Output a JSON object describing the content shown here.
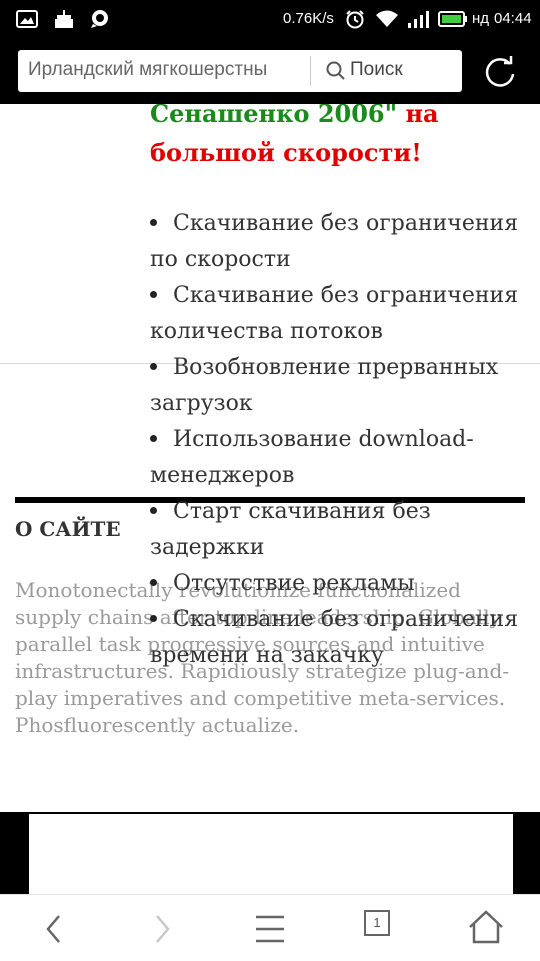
{
  "status_bar": {
    "speed": "0.76K/s",
    "carrier": "нд",
    "time": "04:44"
  },
  "toolbar": {
    "search_value": "Ирландский мягкошерстны",
    "search_label": "Поиск"
  },
  "heading": {
    "green_text": "Сенашенко 2006\"",
    "red_text": "на большой скорости!"
  },
  "features": [
    "Скачивание без ограничения по скорости",
    "Скачивание без ограничения количества потоков",
    "Возобновление прерванных загрузок",
    "Использование download-менеджеров",
    "Старт скачивания без задержки",
    "Отсутствие рекламы",
    "Скачивание без ограничения времени на закачку"
  ],
  "about": {
    "title": "О САЙТЕ",
    "text": "Monotonectally revolutionize functionalized supply chains after top-line leadership. Globally parallel task progressive sources and intuitive infrastructures. Rapidiously strategize plug-and-play imperatives and competitive meta-services. Phosfluorescently actualize."
  },
  "nav": {
    "tab_count": "1"
  },
  "colors": {
    "green": "#1a8a1a",
    "red": "#e00000",
    "toolbar_bg": "#000000"
  }
}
------------------------------------------------------------
### [Aim of the task]
Copy every record character for character. Skip the pictures.

### [Response to this task]
Output a JSON object describing the content shown here.
{
  "status_bar": {
    "speed": "0.76K/s",
    "carrier": "нд",
    "time": "04:44"
  },
  "toolbar": {
    "search_value": "Ирландский мягкошерстны",
    "search_label": "Поиск"
  },
  "heading": {
    "green_text": "Сенашенко 2006\"",
    "red_text": "на большой скорости!"
  },
  "features": [
    "Скачивание без ограничения по скорости",
    "Скачивание без ограничения количества потоков",
    "Возобновление прерванных загрузок",
    "Использование download-менеджеров",
    "Старт скачивания без задержки",
    "Отсутствие рекламы",
    "Скачивание без ограничения времени на закачку"
  ],
  "about": {
    "title": "О САЙТЕ",
    "text": "Monotonectally revolutionize functionalized supply chains after top-line leadership. Globally parallel task progressive sources and intuitive infrastructures. Rapidiously strategize plug-and-play imperatives and competitive meta-services. Phosfluorescently actualize."
  },
  "nav": {
    "tab_count": "1"
  },
  "colors": {
    "green": "#1a8a1a",
    "red": "#e00000",
    "toolbar_bg": "#000000"
  }
}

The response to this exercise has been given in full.